● TASK PROMPT:
It is required that all of the data be written out exactly.

● INPUT DATA:
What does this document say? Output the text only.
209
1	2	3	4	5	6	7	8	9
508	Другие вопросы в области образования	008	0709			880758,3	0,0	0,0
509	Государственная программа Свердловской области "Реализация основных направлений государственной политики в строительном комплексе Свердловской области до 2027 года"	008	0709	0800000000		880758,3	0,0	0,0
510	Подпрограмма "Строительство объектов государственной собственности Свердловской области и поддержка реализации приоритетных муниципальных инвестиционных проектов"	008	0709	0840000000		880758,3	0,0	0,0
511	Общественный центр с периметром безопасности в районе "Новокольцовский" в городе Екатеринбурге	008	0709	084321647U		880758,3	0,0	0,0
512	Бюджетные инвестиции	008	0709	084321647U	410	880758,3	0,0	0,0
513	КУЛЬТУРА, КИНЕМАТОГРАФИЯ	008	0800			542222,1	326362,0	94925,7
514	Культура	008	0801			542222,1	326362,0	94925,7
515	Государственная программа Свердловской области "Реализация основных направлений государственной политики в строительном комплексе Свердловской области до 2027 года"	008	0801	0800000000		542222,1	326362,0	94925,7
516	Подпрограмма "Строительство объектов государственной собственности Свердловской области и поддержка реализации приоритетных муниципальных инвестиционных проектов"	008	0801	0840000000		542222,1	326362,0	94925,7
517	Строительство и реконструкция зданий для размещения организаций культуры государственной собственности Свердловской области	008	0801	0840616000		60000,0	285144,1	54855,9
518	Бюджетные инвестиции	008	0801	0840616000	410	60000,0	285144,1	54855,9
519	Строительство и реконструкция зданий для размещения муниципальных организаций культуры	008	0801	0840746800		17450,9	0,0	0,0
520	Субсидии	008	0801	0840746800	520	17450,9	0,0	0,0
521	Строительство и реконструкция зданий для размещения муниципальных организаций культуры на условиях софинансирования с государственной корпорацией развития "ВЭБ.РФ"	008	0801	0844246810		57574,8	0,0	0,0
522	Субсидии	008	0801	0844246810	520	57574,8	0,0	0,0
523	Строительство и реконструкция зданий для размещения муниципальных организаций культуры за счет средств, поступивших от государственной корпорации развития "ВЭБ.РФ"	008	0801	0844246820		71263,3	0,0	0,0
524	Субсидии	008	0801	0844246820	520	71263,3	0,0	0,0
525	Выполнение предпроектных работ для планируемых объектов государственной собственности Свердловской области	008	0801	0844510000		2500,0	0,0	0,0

● REPLY:
What does this document say? Output the text only.
209
1	2	3	4	5	6	7	8	9
508	Другие вопросы в области образования	008	0709			880758,3	0,0	0,0
509	Государственная программа Свердловской области "Реализация основных направлений государственной политики в строительном комплексе Свердловской области до 2027 года"	008	0709	0800000000		880758,3	0,0	0,0
510	Подпрограмма "Строительство объектов государственной собственности Свердловской области и поддержка реализации приоритетных муниципальных инвестиционных проектов"	008	0709	0840000000		880758,3	0,0	0,0
511	Общественный центр с периметром безопасности в районе "Новокольцовский" в городе Екатеринбурге	008	0709	084321647U		880758,3	0,0	0,0
512	Бюджетные инвестиции	008	0709	084321647U	410	880758,3	0,0	0,0
513	КУЛЬТУРА, КИНЕМАТОГРАФИЯ	008	0800			542222,1	326362,0	94925,7
514	Культура	008	0801			542222,1	326362,0	94925,7
515	Государственная программа Свердловской области "Реализация основных направлений государственной политики в строительном комплексе Свердловской области до 2027 года"	008	0801	0800000000		542222,1	326362,0	94925,7
516	Подпрограмма "Строительство объектов государственной собственности Свердловской области и поддержка реализации приоритетных муниципальных инвестиционных проектов"	008	0801	0840000000		542222,1	326362,0	94925,7
517	Строительство и реконструкция зданий для размещения организаций культуры государственной собственности Свердловской области	008	0801	0840616000		60000,0	285144,1	54855,9
518	Бюджетные инвестиции	008	0801	0840616000	410	60000,0	285144,1	54855,9
519	Строительство и реконструкция зданий для размещения муниципальных организаций культуры	008	0801	0840746800		17450,9	0,0	0,0
520	Субсидии	008	0801	0840746800	520	17450,9	0,0	0,0
521	Строительство и реконструкция зданий для размещения муниципальных организаций культуры на условиях софинансирования с государственной корпорацией развития "ВЭБ.РФ"	008	0801	0844246810		57574,8	0,0	0,0
522	Субсидии	008	0801	0844246810	520	57574,8	0,0	0,0
523	Строительство и реконструкция зданий для размещения муниципальных организаций культуры за счет средств, поступивших от государственной корпорации развития "ВЭБ.РФ"	008	0801	0844246820		71263,3	0,0	0,0
524	Субсидии	008	0801	0844246820	520	71263,3	0,0	0,0
525	Выполнение предпроектных работ для планируемых объектов государственной собственности Свердловской области	008	0801	0844510000		2500,0	0,0	0,0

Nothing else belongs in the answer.